### Work to do
Search the entries for the word "this" and pull out each line that has it.

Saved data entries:
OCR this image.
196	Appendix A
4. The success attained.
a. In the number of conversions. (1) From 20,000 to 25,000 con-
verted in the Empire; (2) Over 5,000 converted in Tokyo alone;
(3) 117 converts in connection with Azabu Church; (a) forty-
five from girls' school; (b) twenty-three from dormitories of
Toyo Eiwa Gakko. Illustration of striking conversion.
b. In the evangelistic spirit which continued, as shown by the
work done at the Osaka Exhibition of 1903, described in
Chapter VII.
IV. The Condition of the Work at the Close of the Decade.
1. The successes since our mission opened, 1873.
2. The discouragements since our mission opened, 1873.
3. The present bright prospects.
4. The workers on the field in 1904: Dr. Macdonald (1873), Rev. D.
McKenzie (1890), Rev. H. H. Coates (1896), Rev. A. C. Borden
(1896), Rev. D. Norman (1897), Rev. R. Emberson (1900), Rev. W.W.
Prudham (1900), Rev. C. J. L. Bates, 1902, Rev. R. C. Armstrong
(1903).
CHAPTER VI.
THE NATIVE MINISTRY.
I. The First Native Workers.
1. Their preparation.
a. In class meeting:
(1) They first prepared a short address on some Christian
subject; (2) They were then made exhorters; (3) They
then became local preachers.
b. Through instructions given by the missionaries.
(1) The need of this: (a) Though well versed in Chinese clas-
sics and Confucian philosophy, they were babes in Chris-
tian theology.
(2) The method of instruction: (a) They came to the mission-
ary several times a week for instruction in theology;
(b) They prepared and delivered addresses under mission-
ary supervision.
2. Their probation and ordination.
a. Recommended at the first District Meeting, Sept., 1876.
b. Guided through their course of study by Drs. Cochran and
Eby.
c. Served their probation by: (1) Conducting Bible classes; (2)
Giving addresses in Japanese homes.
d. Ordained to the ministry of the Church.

### Correct answer
OCR this image.
(1) The need of this: (a) Though well versed in Chinese clas-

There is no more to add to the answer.